RECORDS =

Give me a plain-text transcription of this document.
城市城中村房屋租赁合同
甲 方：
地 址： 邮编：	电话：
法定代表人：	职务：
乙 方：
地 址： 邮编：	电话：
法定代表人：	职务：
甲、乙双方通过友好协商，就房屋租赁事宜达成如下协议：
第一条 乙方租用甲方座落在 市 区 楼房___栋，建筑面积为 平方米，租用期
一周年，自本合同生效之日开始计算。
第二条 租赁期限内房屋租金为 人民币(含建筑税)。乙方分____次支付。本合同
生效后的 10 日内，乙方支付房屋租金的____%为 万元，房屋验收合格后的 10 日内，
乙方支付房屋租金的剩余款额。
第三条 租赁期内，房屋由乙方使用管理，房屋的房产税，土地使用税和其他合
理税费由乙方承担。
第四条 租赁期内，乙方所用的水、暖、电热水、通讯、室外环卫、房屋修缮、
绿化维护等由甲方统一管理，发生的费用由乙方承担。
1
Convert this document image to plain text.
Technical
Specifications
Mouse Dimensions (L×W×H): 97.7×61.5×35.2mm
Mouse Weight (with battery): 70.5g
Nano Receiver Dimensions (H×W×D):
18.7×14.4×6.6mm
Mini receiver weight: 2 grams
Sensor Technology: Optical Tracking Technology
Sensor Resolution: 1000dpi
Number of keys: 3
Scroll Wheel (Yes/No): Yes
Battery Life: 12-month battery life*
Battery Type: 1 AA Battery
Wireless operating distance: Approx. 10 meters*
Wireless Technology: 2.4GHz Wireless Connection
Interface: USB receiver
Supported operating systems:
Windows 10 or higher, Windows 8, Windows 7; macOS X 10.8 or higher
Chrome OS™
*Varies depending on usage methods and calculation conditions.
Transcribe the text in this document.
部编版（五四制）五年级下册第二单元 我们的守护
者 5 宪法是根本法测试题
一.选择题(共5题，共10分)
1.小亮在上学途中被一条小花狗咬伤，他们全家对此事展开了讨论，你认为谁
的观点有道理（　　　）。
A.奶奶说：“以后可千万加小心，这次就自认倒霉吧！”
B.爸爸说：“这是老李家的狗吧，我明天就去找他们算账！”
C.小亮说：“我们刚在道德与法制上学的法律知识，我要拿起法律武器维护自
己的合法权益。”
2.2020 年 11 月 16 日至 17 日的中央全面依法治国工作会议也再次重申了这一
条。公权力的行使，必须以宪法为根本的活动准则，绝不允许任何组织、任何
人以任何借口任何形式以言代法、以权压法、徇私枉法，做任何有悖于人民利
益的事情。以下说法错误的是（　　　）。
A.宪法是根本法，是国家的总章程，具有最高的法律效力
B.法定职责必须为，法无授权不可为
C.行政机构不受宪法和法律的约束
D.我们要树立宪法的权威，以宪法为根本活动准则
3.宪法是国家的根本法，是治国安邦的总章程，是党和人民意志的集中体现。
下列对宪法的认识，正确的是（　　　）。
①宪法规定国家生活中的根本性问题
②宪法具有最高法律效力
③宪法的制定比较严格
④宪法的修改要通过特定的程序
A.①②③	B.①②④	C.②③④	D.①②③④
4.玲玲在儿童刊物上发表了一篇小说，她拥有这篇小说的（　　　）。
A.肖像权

GOAL OF THE EXERCISE = Show every line from the entries above in which "Technology" appears.

TASK OUTPUT =
Sensor Technology: Optical Tracking Technology
Wireless Technology: 2.4GHz Wireless Connection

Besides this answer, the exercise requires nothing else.